Stored data
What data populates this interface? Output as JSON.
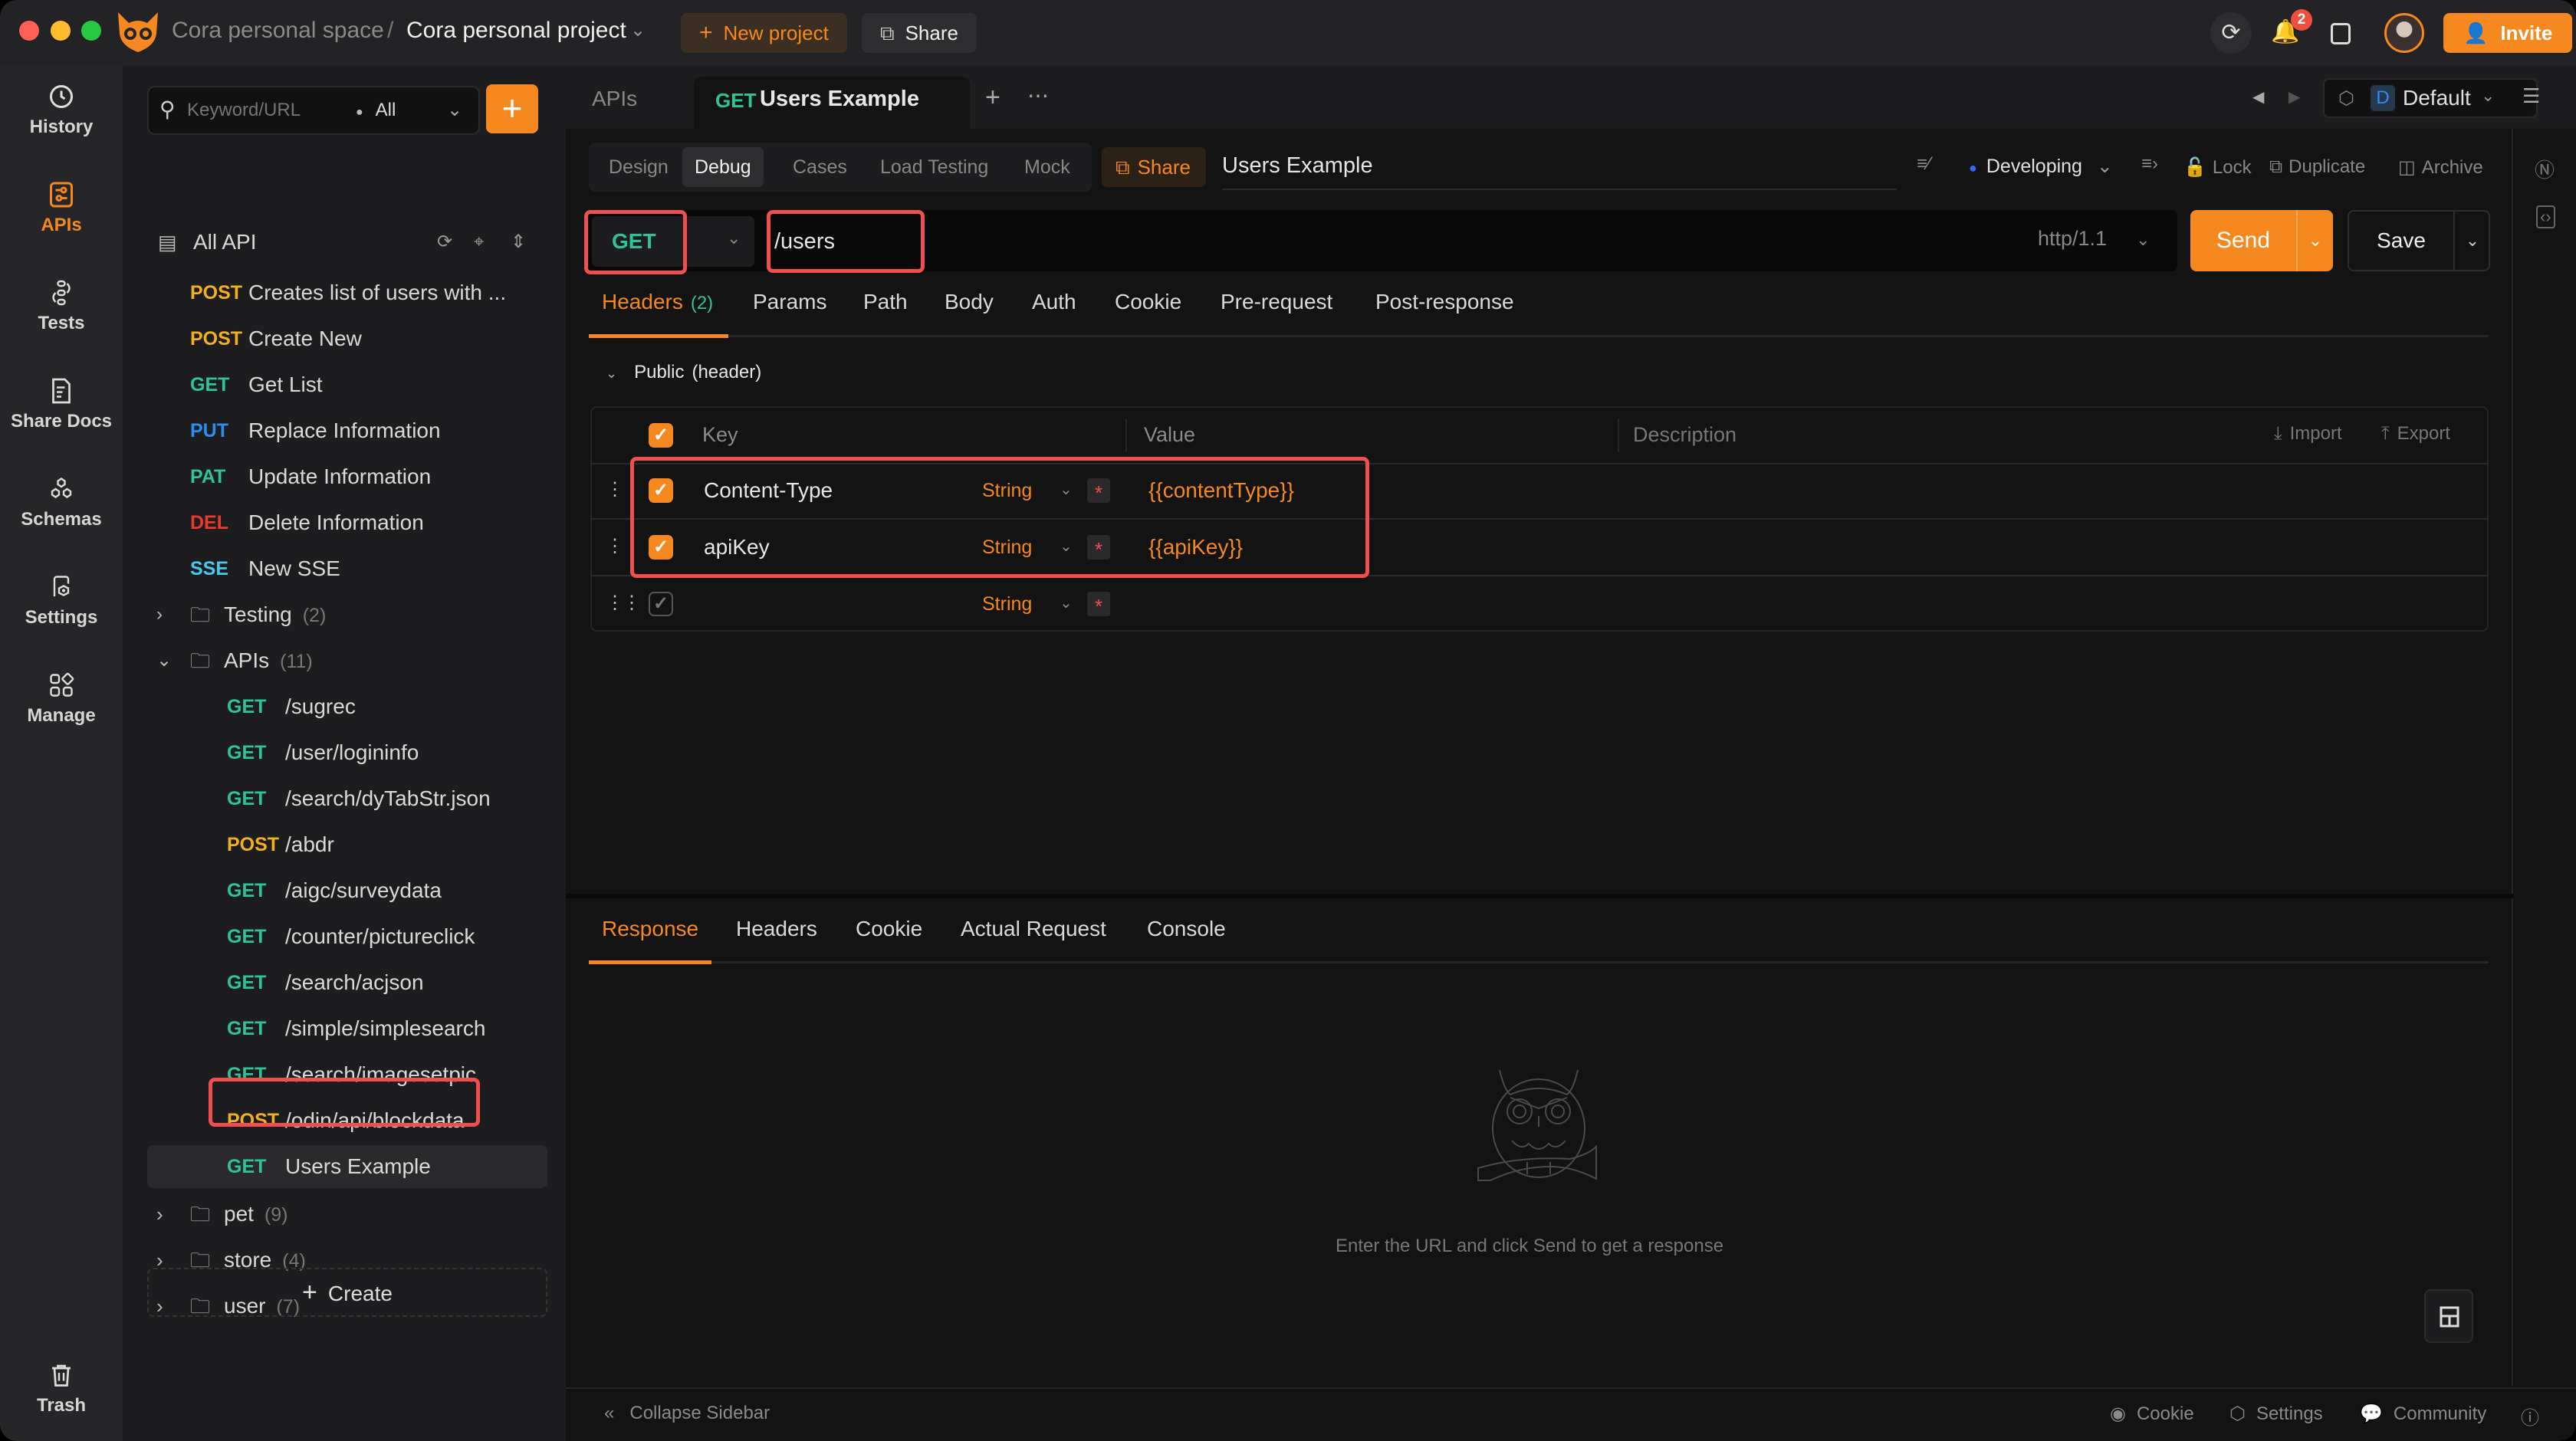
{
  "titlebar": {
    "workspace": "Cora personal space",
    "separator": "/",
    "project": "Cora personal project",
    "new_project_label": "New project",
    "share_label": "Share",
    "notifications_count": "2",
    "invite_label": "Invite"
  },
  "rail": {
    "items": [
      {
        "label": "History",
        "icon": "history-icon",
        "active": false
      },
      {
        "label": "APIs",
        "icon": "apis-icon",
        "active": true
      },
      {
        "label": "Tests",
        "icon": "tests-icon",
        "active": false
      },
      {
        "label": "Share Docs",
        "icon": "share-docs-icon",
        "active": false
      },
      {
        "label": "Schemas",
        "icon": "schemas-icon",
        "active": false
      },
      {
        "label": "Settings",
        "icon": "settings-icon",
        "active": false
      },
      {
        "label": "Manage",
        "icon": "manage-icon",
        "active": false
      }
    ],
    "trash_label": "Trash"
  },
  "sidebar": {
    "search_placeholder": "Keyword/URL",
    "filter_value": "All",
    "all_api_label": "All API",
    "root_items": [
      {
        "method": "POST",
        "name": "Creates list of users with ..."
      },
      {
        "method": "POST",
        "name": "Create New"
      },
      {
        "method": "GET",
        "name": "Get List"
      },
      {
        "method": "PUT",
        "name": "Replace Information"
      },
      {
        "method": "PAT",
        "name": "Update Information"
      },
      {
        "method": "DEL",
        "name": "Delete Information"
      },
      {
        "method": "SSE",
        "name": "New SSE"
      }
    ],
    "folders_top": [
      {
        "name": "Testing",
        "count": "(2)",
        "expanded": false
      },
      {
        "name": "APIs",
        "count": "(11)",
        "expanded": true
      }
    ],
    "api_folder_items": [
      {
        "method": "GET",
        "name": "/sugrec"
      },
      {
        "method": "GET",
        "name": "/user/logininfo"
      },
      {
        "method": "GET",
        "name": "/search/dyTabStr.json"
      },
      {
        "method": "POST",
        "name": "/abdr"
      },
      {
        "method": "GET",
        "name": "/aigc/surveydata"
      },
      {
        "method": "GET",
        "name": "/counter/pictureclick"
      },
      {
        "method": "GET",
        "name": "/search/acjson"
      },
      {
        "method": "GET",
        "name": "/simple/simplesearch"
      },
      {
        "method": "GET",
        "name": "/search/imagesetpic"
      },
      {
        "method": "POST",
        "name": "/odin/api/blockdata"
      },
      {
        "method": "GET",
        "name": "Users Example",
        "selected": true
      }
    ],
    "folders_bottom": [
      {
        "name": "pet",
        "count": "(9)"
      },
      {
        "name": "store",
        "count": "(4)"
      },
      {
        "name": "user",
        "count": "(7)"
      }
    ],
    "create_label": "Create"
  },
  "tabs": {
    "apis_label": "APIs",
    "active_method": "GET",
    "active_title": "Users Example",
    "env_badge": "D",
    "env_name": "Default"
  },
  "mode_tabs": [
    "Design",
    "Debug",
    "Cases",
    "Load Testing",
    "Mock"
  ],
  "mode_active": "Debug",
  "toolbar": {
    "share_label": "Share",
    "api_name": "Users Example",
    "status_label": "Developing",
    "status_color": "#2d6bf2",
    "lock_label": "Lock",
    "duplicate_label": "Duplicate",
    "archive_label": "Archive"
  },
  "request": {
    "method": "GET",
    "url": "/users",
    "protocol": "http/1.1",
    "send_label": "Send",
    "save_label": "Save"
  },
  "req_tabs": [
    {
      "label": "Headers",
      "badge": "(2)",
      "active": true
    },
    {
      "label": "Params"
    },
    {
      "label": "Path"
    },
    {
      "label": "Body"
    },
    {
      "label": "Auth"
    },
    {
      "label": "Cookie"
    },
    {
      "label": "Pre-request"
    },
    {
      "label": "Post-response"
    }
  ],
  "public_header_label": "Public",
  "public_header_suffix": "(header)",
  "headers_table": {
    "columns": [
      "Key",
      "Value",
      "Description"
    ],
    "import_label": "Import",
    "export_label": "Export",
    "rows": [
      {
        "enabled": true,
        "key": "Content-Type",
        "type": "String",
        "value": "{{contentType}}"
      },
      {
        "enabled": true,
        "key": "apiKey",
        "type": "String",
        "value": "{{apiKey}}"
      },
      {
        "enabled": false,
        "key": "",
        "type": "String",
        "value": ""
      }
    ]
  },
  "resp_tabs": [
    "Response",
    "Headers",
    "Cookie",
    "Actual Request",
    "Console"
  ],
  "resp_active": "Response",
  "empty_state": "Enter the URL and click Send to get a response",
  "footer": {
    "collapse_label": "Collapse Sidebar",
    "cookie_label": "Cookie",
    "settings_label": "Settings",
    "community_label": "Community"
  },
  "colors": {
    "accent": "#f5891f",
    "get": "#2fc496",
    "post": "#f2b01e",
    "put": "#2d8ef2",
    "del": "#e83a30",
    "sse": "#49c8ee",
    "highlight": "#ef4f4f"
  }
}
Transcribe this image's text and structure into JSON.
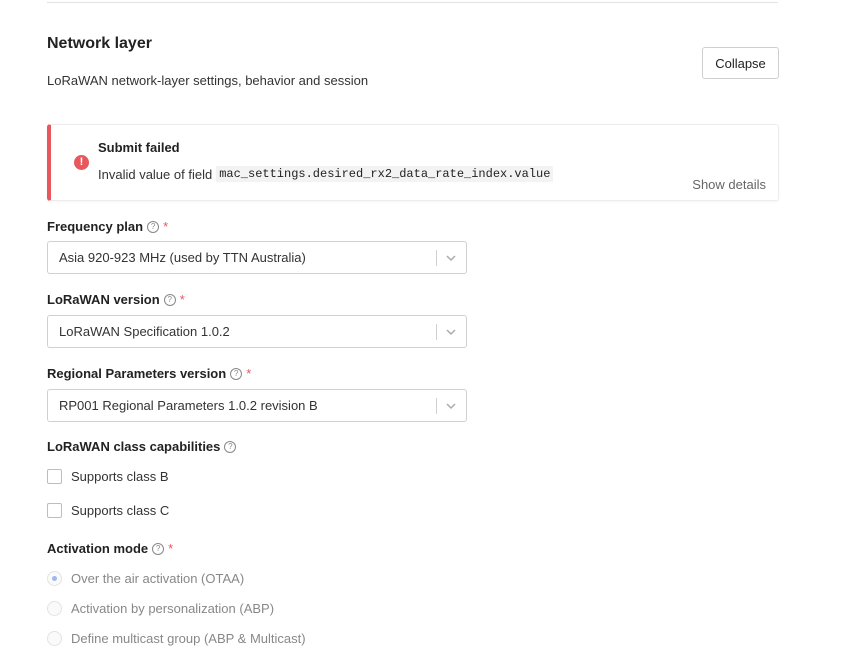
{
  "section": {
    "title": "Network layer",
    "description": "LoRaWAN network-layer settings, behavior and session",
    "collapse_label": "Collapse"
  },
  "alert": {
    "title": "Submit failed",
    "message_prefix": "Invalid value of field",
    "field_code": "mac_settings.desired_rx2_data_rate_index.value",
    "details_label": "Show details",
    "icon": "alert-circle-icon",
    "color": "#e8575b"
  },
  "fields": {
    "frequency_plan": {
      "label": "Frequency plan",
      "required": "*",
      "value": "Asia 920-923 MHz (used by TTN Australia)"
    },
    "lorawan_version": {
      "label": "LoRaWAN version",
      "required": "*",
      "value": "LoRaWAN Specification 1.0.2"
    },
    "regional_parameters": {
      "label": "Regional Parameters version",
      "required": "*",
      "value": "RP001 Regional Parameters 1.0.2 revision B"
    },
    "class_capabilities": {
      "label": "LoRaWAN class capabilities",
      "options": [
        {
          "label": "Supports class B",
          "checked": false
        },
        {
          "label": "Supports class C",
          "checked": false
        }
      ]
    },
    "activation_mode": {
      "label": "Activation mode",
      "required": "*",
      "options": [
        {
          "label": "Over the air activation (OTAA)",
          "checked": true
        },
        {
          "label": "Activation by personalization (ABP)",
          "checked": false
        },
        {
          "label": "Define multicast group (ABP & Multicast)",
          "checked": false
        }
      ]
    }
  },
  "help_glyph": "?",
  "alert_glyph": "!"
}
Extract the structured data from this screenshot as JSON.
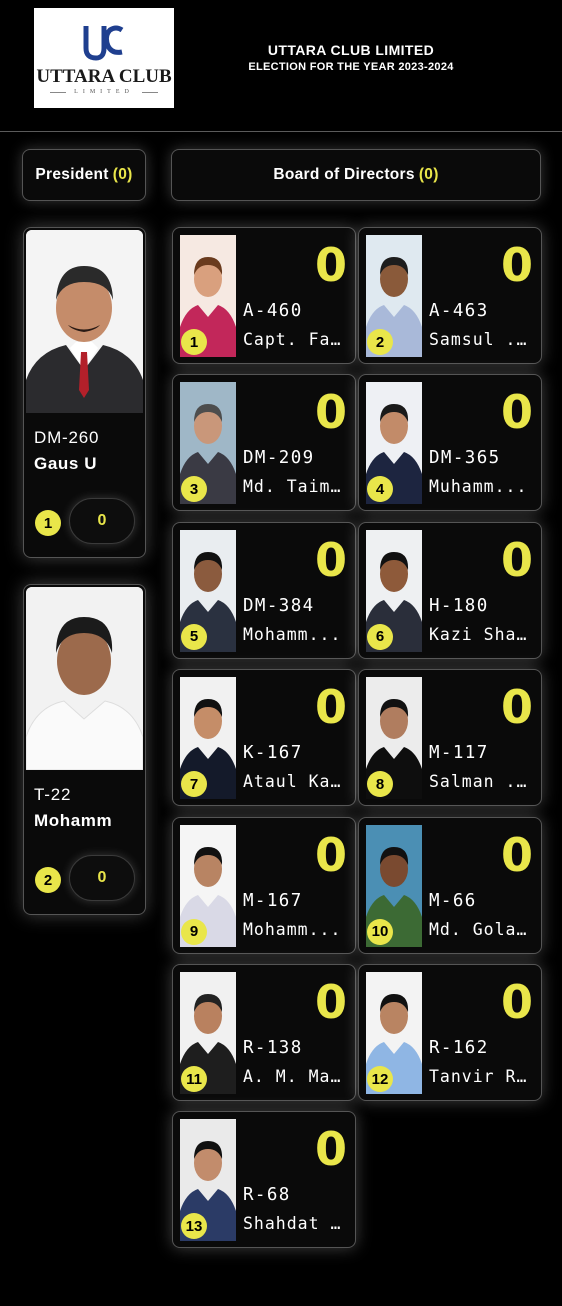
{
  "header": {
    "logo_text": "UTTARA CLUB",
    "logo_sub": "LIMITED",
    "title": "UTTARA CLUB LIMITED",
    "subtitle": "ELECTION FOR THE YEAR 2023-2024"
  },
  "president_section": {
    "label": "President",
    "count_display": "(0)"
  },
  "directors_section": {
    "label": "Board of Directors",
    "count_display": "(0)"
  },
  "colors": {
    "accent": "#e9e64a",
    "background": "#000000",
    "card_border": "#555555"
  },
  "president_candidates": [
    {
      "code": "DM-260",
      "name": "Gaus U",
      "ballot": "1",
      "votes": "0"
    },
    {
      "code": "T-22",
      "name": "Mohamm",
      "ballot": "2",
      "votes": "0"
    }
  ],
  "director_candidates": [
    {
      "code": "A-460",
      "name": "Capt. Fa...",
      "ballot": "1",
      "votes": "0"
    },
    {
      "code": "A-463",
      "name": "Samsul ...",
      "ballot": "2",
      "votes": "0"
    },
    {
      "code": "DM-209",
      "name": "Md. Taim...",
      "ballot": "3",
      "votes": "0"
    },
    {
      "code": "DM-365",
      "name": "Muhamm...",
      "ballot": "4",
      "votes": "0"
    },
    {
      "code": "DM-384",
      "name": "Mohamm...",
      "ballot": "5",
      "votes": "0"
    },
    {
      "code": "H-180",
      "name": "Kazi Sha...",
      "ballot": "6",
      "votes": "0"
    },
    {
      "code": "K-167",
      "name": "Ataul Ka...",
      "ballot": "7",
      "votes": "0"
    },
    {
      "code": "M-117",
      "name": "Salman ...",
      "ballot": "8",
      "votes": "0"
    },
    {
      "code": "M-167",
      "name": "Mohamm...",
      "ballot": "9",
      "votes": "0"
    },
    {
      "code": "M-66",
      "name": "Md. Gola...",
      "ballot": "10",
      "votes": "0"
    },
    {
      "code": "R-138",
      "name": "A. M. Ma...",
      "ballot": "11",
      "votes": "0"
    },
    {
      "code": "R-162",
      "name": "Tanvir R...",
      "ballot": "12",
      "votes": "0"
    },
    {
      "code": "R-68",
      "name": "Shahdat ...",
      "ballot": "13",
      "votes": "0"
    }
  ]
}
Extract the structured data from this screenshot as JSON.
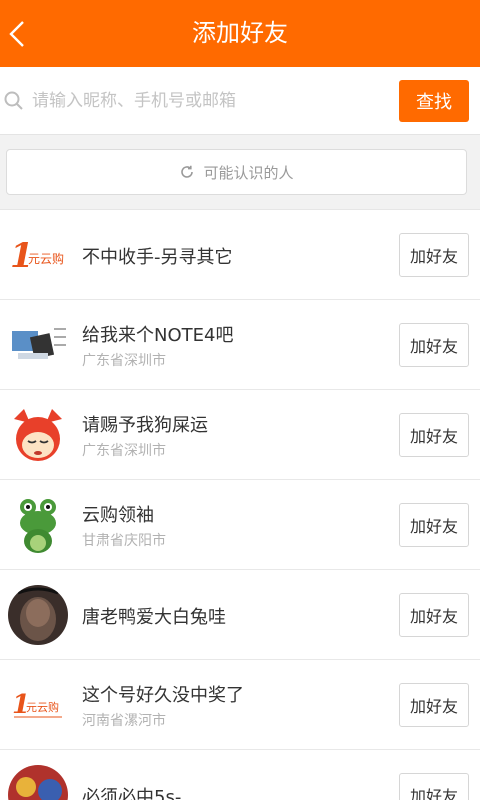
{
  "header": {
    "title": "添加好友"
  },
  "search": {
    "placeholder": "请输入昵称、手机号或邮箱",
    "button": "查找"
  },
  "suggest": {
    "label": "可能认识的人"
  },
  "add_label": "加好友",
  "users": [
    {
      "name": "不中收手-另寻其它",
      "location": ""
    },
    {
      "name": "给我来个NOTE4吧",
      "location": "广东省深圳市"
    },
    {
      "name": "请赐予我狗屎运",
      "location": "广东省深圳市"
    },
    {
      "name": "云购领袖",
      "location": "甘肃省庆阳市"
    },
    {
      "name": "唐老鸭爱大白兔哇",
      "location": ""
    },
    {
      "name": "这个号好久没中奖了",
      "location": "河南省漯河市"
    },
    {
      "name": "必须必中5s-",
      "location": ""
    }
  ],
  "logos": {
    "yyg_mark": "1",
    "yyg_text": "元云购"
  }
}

**What to produce:**
In the records above, find each line holding "project" and copy it.

**Written solution:**
    "project": "Cora personal project",
    "new_project_label": "New project",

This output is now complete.